[Figure content listings]
──────────────────────────────
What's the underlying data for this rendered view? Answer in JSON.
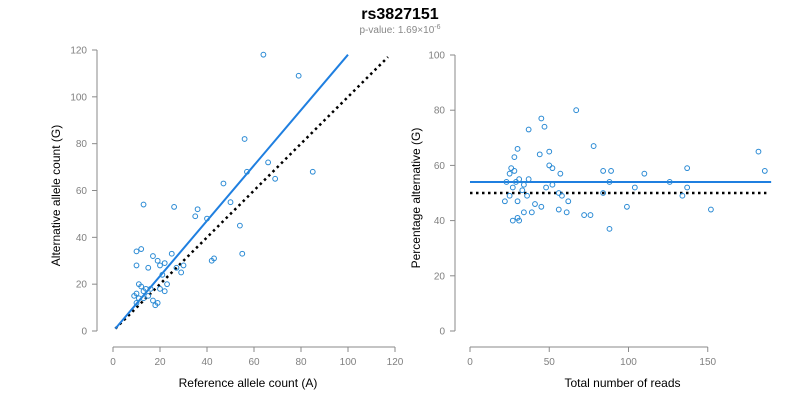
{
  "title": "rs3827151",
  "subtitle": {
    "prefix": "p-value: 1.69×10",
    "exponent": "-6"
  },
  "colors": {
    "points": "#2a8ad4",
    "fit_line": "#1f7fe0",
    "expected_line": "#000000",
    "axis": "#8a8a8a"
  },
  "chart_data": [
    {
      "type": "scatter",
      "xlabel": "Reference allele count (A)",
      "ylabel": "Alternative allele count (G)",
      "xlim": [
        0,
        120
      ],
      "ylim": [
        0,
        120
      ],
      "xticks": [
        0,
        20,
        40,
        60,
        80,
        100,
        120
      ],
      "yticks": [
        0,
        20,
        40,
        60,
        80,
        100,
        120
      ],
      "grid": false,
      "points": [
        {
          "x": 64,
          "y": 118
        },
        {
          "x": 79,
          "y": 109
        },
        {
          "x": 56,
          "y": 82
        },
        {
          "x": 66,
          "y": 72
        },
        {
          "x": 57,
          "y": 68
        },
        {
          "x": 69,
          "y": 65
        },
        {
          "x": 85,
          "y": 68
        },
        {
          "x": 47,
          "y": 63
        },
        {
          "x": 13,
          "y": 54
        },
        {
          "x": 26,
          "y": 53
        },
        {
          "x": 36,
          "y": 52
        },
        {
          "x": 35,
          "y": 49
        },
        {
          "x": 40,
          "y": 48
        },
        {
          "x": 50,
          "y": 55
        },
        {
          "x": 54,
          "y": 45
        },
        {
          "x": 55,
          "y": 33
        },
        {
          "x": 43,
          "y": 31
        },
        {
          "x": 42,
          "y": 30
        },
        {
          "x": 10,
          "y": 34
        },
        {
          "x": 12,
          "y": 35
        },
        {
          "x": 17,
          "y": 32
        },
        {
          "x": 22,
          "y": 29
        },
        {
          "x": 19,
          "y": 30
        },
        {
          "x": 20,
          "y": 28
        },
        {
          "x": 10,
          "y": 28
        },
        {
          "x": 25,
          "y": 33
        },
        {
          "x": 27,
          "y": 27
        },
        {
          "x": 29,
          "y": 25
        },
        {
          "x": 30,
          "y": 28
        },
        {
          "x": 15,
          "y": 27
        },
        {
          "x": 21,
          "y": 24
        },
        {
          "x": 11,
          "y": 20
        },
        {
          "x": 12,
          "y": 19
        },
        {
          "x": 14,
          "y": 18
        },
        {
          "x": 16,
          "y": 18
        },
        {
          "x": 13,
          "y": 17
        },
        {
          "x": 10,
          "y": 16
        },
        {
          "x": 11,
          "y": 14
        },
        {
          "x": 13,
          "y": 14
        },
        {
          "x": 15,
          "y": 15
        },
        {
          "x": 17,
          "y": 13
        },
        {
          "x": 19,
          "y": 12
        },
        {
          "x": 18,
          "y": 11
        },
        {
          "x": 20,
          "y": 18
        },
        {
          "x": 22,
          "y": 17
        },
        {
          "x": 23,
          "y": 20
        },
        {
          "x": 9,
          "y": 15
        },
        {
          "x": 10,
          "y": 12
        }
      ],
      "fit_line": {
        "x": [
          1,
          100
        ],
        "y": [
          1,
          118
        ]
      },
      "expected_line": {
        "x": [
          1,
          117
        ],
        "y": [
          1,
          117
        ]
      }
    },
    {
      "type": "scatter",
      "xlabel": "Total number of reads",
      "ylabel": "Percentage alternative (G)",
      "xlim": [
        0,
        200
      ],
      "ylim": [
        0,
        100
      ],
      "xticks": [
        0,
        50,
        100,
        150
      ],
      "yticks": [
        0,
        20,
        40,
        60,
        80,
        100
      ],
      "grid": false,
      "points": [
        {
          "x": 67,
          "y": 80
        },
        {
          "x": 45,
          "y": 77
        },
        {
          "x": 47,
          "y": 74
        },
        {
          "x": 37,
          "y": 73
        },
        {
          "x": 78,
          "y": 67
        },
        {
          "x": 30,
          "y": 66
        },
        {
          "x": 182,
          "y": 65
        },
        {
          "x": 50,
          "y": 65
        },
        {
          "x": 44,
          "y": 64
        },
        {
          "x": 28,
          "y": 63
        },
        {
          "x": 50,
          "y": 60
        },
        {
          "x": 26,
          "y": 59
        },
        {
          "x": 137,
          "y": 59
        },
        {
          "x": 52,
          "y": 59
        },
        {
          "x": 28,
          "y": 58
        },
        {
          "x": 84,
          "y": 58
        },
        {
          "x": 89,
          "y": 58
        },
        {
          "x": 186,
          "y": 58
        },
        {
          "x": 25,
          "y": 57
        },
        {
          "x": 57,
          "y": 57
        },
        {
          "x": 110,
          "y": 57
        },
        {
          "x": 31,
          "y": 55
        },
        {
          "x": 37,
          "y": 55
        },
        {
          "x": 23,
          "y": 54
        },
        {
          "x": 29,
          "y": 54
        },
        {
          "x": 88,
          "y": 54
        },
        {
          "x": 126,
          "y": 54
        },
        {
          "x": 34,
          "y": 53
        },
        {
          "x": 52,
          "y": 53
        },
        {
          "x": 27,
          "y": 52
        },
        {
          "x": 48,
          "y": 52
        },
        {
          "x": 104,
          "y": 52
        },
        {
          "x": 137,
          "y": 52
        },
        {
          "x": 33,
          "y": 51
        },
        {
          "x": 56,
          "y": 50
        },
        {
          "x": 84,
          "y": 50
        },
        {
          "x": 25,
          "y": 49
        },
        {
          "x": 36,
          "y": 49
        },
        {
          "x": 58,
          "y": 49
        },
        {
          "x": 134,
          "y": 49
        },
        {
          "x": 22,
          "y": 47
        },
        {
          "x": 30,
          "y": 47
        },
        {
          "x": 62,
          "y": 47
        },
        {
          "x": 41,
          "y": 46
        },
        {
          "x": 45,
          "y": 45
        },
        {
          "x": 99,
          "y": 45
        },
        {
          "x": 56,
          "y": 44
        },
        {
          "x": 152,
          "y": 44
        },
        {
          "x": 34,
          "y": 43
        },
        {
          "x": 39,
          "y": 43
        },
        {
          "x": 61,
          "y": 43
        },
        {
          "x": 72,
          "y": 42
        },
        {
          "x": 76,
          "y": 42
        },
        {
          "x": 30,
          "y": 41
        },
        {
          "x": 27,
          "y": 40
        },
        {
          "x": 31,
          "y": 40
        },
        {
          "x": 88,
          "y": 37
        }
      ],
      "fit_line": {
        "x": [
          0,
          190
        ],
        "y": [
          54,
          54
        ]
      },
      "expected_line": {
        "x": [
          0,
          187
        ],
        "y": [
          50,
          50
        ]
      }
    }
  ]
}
──────────────────────────────
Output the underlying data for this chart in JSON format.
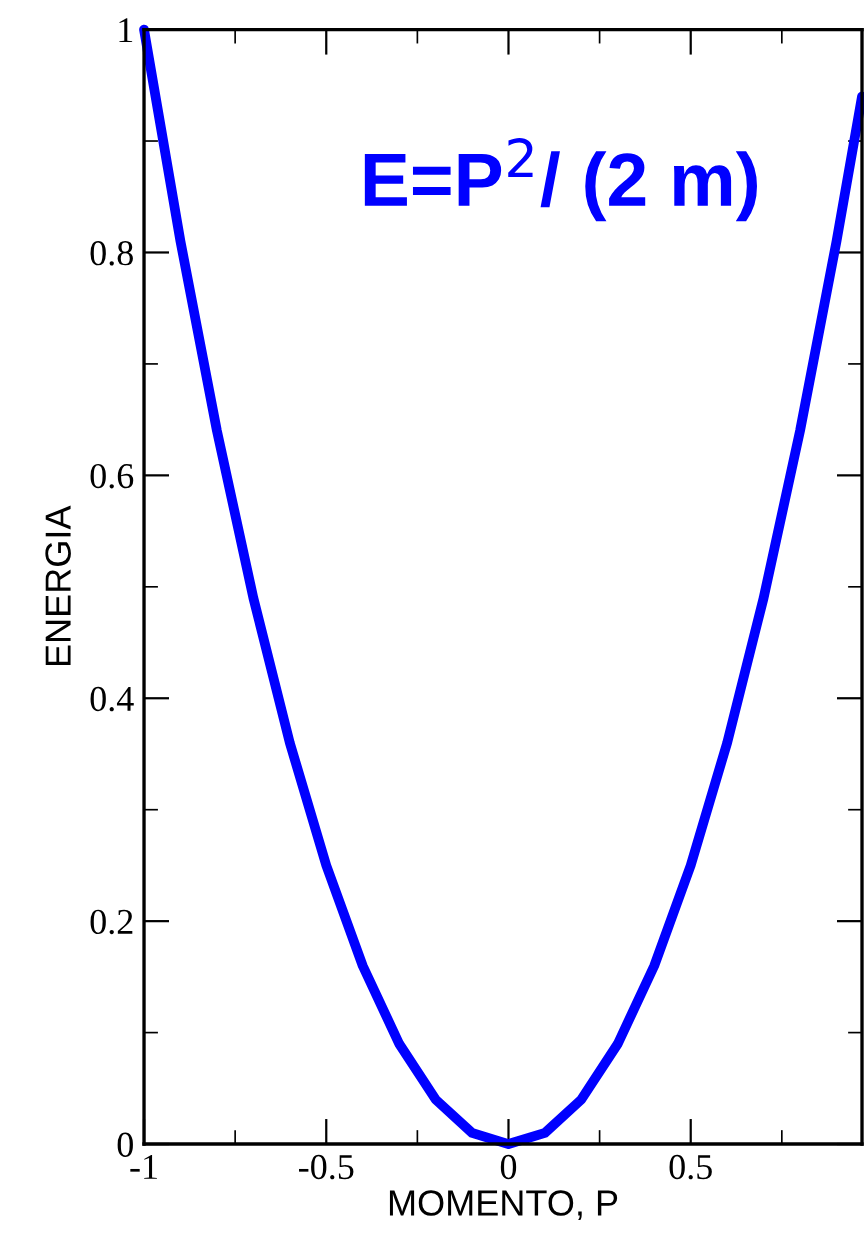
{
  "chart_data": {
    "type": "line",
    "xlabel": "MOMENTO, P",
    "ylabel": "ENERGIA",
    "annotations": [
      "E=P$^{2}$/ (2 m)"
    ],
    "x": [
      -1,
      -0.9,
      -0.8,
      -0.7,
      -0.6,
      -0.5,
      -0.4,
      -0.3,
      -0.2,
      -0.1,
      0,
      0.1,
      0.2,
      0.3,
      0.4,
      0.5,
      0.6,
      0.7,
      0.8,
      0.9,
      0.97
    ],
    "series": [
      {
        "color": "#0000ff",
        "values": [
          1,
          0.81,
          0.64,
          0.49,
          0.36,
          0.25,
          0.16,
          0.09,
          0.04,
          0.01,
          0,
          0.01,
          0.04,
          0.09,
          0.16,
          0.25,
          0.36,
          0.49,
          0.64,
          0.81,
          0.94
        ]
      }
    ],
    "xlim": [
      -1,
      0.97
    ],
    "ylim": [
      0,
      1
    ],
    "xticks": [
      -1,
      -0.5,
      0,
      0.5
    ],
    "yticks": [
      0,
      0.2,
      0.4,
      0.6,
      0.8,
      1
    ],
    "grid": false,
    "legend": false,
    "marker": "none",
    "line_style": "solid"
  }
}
──────────────────────────────
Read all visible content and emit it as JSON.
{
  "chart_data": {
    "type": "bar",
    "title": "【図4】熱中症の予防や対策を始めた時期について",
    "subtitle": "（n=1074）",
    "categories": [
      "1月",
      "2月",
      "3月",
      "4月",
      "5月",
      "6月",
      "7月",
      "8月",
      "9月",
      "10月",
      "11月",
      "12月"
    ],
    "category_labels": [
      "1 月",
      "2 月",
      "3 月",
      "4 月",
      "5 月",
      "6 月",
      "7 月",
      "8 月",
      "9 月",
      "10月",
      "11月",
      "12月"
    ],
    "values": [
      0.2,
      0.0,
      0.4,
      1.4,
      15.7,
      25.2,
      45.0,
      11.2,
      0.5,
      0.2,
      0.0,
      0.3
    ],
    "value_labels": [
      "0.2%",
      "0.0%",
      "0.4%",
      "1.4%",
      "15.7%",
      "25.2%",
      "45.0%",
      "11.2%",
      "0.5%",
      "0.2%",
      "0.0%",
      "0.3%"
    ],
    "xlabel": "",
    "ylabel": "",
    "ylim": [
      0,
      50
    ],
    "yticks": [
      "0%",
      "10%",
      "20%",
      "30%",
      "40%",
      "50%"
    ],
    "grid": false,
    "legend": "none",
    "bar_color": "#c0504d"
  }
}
──────────────────────────────
■ Requirements: Report the number of lines above containing the word "allele", with no other text.

■ Completed task: 2